-- TASK INSTRUCTIONS --
Output each entry verbatim and exclude every picture from it.

-- MATERIAL PROVIDED --
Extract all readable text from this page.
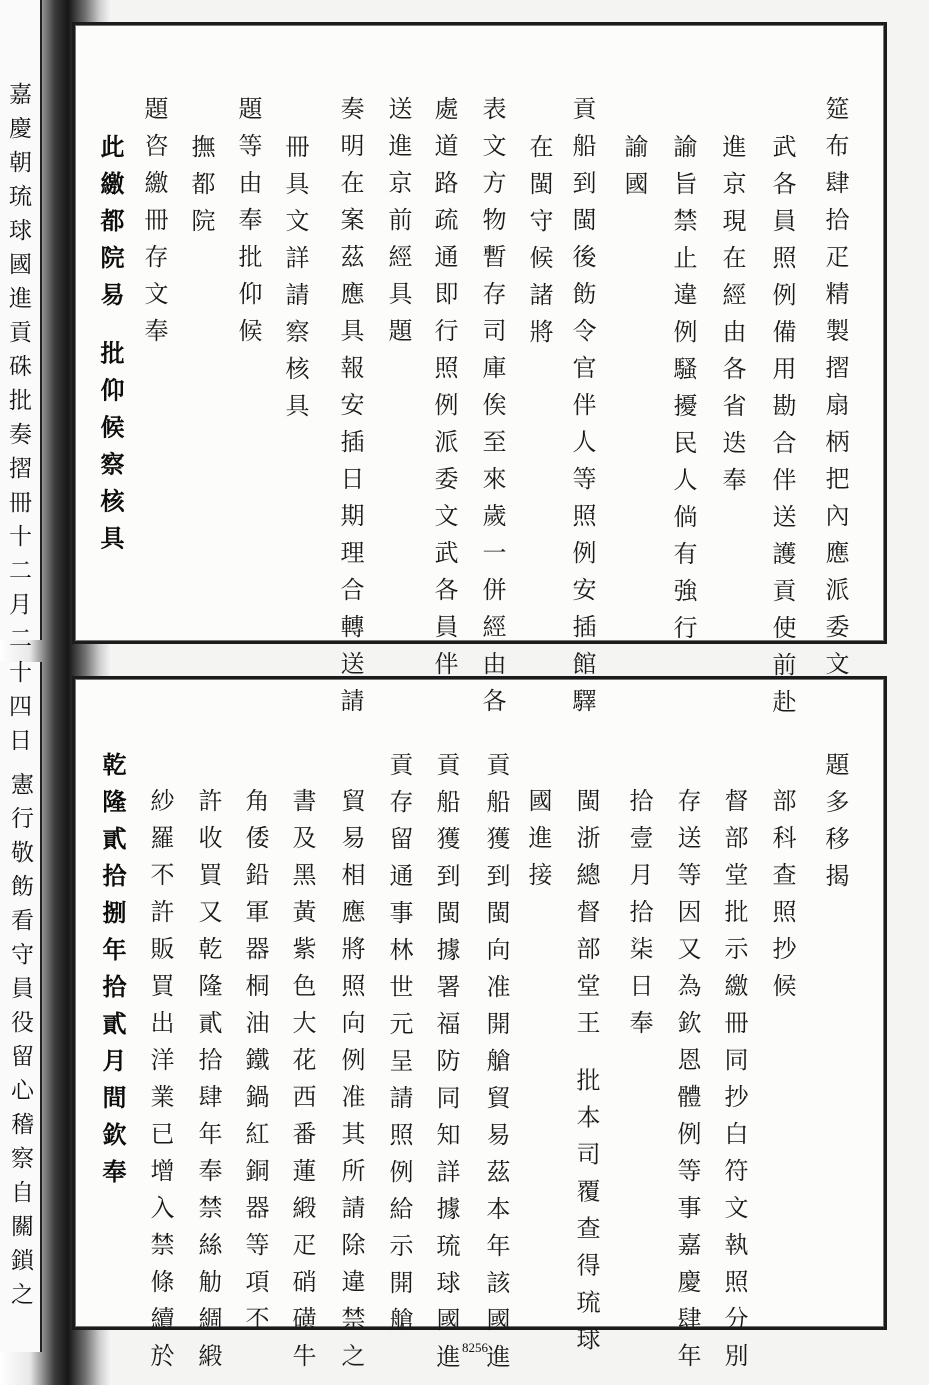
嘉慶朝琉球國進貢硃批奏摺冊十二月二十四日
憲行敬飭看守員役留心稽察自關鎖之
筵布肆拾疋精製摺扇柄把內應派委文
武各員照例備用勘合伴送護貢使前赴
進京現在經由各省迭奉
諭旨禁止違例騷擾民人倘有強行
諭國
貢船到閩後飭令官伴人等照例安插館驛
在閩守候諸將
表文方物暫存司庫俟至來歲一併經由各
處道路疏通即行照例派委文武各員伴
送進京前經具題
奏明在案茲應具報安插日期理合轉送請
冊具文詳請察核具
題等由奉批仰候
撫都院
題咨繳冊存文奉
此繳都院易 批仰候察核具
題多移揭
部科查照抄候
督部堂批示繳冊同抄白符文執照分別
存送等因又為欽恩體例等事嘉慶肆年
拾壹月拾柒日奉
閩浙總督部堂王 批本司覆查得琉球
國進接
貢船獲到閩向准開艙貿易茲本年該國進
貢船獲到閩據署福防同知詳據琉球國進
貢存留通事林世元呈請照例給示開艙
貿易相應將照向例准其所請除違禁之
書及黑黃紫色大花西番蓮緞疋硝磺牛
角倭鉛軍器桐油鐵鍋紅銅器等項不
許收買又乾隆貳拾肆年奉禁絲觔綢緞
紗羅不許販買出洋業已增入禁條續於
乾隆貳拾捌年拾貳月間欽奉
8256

-- WORKED ANSWER --
Extract all readable text from this page.
嘉慶朝琉球國進貢硃批奏摺冊十二月二十四日
憲行敬飭看守員役留心稽察自關鎖之
筵布肆拾疋精製摺扇柄把內應派委文
武各員照例備用勘合伴送護貢使前赴
進京現在經由各省迭奉
諭旨禁止違例騷擾民人倘有強行
諭國
貢船到閩後飭令官伴人等照例安插館驛
在閩守候諸將
表文方物暫存司庫俟至來歲一併經由各
處道路疏通即行照例派委文武各員伴
送進京前經具題
奏明在案茲應具報安插日期理合轉送請
冊具文詳請察核具
題等由奉批仰候
撫都院
題咨繳冊存文奉
此繳都院易 批仰候察核具
題多移揭
部科查照抄候
督部堂批示繳冊同抄白符文執照分別
存送等因又為欽恩體例等事嘉慶肆年
拾壹月拾柒日奉
閩浙總督部堂王 批本司覆查得琉球
國進接
貢船獲到閩向准開艙貿易茲本年該國進
貢船獲到閩據署福防同知詳據琉球國進
貢存留通事林世元呈請照例給示開艙
貿易相應將照向例准其所請除違禁之
書及黑黃紫色大花西番蓮緞疋硝磺牛
角倭鉛軍器桐油鐵鍋紅銅器等項不
許收買又乾隆貳拾肆年奉禁絲觔綢緞
紗羅不許販買出洋業已增入禁條續於
乾隆貳拾捌年拾貳月間欽奉
8256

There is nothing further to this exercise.